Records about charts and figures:
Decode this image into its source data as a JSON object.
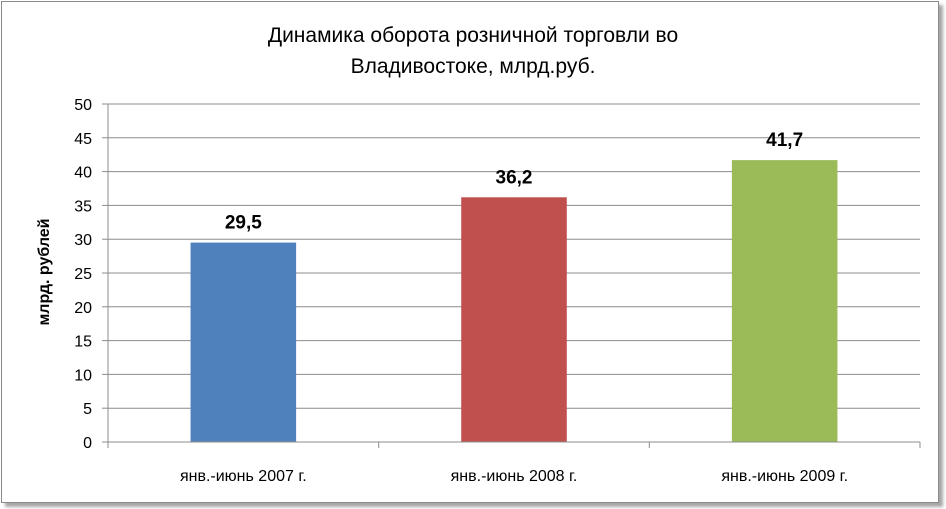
{
  "chart_data": {
    "type": "bar",
    "title_lines": [
      "Динамика оборота розничной торговли во",
      "Владивостоке, млрд.руб."
    ],
    "ylabel": "млрд. рублей",
    "xlabel": "",
    "categories": [
      "янв.-июнь 2007 г.",
      "янв.-июнь 2008 г.",
      "янв.-июнь 2009 г."
    ],
    "values": [
      29.5,
      36.2,
      41.7
    ],
    "data_labels": [
      "29,5",
      "36,2",
      "41,7"
    ],
    "colors": [
      "#4F81BD",
      "#C0504D",
      "#9BBB59"
    ],
    "ylim": [
      0,
      50
    ],
    "yticks": [
      0,
      5,
      10,
      15,
      20,
      25,
      30,
      35,
      40,
      45,
      50
    ],
    "grid": true,
    "legend": "none"
  }
}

» **Problem statement**
List every line above that contains the word "млрд".

» **Final answer**
      "Владивостоке, млрд.руб."
    "ylabel": "млрд. рублей",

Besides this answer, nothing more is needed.